Aim of the task »
Check each line of the records below and collect those holding "title".
= = = =
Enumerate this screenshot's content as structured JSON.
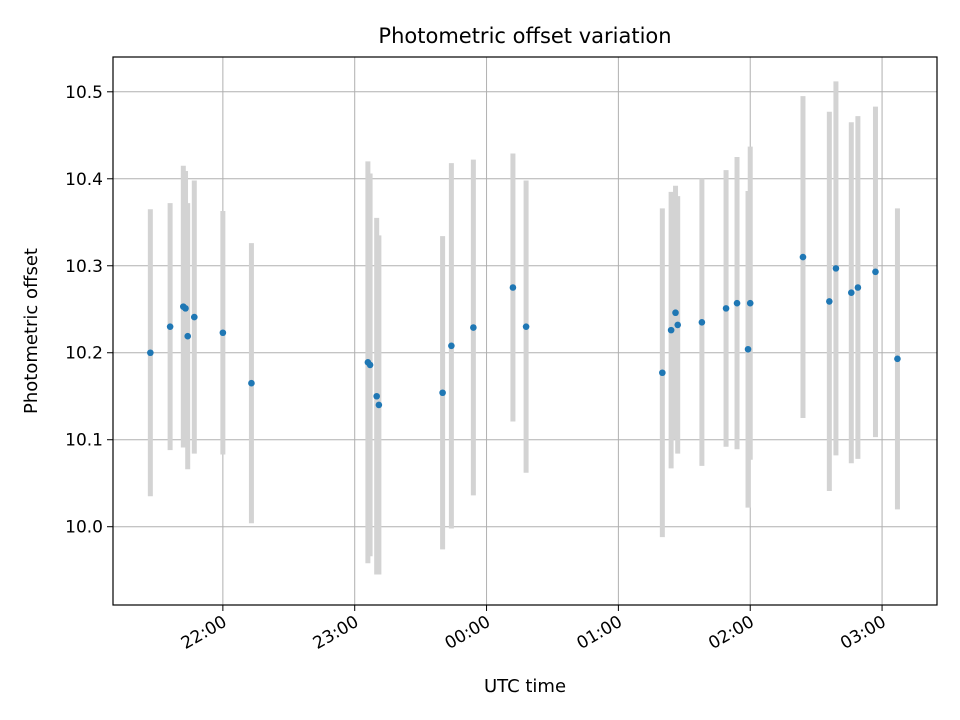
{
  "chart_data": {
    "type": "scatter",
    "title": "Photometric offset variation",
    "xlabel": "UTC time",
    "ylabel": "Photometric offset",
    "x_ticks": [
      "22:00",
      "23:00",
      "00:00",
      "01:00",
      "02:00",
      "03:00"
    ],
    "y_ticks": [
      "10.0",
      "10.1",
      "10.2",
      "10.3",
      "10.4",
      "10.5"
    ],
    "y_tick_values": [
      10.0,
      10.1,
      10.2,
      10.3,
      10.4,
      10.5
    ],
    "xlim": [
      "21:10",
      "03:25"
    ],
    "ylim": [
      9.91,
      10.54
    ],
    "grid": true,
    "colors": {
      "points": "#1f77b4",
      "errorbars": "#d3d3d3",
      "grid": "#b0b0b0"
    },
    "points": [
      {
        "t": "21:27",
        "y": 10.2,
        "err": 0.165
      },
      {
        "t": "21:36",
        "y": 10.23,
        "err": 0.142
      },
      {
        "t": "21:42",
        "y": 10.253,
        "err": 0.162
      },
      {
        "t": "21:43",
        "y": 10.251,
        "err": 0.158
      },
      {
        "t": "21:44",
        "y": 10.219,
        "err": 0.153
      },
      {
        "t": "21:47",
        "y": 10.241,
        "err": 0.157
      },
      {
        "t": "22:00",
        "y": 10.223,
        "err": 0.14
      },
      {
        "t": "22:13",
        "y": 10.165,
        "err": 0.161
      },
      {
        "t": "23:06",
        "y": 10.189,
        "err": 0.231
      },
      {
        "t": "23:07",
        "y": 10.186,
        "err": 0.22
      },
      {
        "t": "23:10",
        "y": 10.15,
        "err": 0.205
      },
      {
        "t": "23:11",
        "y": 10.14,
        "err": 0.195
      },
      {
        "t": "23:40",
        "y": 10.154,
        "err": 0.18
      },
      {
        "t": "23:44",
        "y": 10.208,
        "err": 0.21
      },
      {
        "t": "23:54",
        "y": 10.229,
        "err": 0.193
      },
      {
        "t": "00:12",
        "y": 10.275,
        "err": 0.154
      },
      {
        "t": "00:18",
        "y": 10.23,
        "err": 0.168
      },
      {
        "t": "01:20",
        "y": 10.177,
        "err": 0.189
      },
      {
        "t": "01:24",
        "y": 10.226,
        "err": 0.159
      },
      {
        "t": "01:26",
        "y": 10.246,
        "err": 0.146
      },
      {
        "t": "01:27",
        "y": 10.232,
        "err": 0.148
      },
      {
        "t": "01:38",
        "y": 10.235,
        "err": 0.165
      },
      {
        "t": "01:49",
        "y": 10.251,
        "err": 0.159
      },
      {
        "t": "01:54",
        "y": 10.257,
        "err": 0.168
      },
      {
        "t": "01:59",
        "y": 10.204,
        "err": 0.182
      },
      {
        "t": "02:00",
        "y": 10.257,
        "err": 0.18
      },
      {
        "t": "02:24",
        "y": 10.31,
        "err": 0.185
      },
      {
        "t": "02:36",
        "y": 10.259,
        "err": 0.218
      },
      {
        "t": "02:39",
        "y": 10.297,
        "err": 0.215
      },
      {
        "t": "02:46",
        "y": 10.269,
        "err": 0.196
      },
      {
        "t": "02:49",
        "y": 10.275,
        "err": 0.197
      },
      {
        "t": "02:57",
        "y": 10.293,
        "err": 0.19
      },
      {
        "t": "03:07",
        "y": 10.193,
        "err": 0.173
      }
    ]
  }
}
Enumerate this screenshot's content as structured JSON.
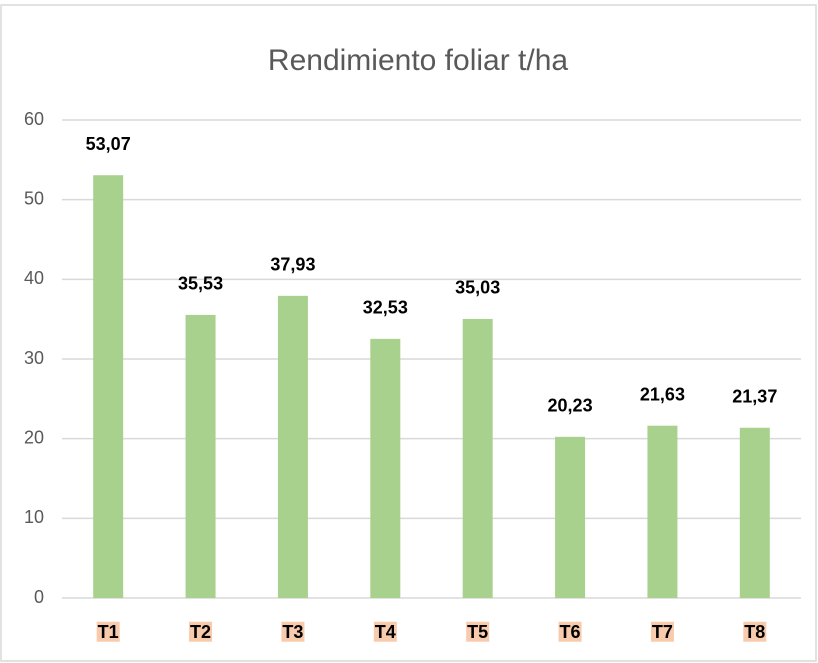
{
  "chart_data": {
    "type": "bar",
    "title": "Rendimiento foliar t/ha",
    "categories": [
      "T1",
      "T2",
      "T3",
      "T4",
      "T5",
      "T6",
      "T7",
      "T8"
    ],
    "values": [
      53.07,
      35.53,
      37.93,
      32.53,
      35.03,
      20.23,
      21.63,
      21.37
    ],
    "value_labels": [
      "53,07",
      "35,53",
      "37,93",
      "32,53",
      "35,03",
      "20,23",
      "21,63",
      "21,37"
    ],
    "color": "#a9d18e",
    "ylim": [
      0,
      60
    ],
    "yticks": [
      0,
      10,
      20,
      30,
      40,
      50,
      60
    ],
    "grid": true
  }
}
= = = =
Exercise response »
    "title": "Photometric offset variation",
    "title": "Rendimiento foliar t/ha",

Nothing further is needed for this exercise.